_Extracted records_

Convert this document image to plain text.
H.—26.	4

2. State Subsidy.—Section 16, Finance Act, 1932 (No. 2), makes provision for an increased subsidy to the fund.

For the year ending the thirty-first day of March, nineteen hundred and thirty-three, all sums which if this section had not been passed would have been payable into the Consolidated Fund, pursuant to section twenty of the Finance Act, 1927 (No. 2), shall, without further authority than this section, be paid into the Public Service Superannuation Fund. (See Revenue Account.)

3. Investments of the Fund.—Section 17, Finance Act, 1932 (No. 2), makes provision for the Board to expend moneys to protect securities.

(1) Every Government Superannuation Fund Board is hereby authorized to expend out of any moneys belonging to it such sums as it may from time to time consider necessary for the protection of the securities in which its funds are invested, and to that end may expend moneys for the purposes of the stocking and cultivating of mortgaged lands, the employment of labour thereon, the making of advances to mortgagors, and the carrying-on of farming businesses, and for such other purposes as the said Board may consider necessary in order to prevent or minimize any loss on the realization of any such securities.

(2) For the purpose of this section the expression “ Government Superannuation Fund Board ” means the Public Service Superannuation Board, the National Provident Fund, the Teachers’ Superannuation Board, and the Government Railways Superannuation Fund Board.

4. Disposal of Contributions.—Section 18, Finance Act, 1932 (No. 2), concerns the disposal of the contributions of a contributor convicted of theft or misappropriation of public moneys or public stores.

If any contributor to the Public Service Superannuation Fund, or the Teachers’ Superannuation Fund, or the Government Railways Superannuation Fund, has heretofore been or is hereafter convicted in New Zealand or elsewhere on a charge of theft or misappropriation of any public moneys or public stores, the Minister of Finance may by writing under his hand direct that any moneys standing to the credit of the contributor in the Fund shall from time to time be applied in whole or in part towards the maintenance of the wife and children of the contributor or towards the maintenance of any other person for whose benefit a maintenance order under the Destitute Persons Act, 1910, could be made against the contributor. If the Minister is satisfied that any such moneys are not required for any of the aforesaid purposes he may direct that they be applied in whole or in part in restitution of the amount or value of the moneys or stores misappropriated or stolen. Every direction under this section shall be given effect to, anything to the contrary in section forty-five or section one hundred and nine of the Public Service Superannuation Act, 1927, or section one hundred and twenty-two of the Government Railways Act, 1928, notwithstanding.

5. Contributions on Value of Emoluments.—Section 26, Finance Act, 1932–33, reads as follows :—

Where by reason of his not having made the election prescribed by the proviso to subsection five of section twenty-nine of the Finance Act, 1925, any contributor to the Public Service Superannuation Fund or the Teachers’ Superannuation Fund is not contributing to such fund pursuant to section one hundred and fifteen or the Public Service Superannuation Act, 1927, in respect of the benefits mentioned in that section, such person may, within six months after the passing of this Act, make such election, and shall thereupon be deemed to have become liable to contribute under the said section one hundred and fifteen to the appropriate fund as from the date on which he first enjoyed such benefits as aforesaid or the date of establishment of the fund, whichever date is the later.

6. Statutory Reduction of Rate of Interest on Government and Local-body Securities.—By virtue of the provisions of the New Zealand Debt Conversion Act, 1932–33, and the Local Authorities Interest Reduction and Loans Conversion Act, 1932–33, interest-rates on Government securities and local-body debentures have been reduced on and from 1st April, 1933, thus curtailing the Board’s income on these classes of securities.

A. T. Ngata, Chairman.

_OBJECTIVE_
Write out every entry again, keeping each line exactly the same.

_REPLY_
Convert this document image to plain text.
H.—26.	4

2. State Subsidy.—Section 16, Finance Act, 1932 (No. 2), makes provision for an increased subsidy to the fund.

For the year ending the thirty-first day of March, nineteen hundred and thirty-three, all sums which if this section had not been passed would have been payable into the Consolidated Fund, pursuant to section twenty of the Finance Act, 1927 (No. 2), shall, without further authority than this section, be paid into the Public Service Superannuation Fund. (See Revenue Account.)

3. Investments of the Fund.—Section 17, Finance Act, 1932 (No. 2), makes provision for the Board to expend moneys to protect securities.

(1) Every Government Superannuation Fund Board is hereby authorized to expend out of any moneys belonging to it such sums as it may from time to time consider necessary for the protection of the securities in which its funds are invested, and to that end may expend moneys for the purposes of the stocking and cultivating of mortgaged lands, the employment of labour thereon, the making of advances to mortgagors, and the carrying-on of farming businesses, and for such other purposes as the said Board may consider necessary in order to prevent or minimize any loss on the realization of any such securities.

(2) For the purpose of this section the expression “ Government Superannuation Fund Board ” means the Public Service Superannuation Board, the National Provident Fund, the Teachers’ Superannuation Board, and the Government Railways Superannuation Fund Board.

4. Disposal of Contributions.—Section 18, Finance Act, 1932 (No. 2), concerns the disposal of the contributions of a contributor convicted of theft or misappropriation of public moneys or public stores.

If any contributor to the Public Service Superannuation Fund, or the Teachers’ Superannuation Fund, or the Government Railways Superannuation Fund, has heretofore been or is hereafter convicted in New Zealand or elsewhere on a charge of theft or misappropriation of any public moneys or public stores, the Minister of Finance may by writing under his hand direct that any moneys standing to the credit of the contributor in the Fund shall from time to time be applied in whole or in part towards the maintenance of the wife and children of the contributor or towards the maintenance of any other person for whose benefit a maintenance order under the Destitute Persons Act, 1910, could be made against the contributor. If the Minister is satisfied that any such moneys are not required for any of the aforesaid purposes he may direct that they be applied in whole or in part in restitution of the amount or value of the moneys or stores misappropriated or stolen. Every direction under this section shall be given effect to, anything to the contrary in section forty-five or section one hundred and nine of the Public Service Superannuation Act, 1927, or section one hundred and twenty-two of the Government Railways Act, 1928, notwithstanding.

5. Contributions on Value of Emoluments.—Section 26, Finance Act, 1932–33, reads as follows :—

Where by reason of his not having made the election prescribed by the proviso to subsection five of section twenty-nine of the Finance Act, 1925, any contributor to the Public Service Superannuation Fund or the Teachers’ Superannuation Fund is not contributing to such fund pursuant to section one hundred and fifteen or the Public Service Superannuation Act, 1927, in respect of the benefits mentioned in that section, such person may, within six months after the passing of this Act, make such election, and shall thereupon be deemed to have become liable to contribute under the said section one hundred and fifteen to the appropriate fund as from the date on which he first enjoyed such benefits as aforesaid or the date of establishment of the fund, whichever date is the later.

6. Statutory Reduction of Rate of Interest on Government and Local-body Securities.—By virtue of the provisions of the New Zealand Debt Conversion Act, 1932–33, and the Local Authorities Interest Reduction and Loans Conversion Act, 1932–33, interest-rates on Government securities and local-body debentures have been reduced on and from 1st April, 1933, thus curtailing the Board’s income on these classes of securities.

A. T. Ngata, Chairman.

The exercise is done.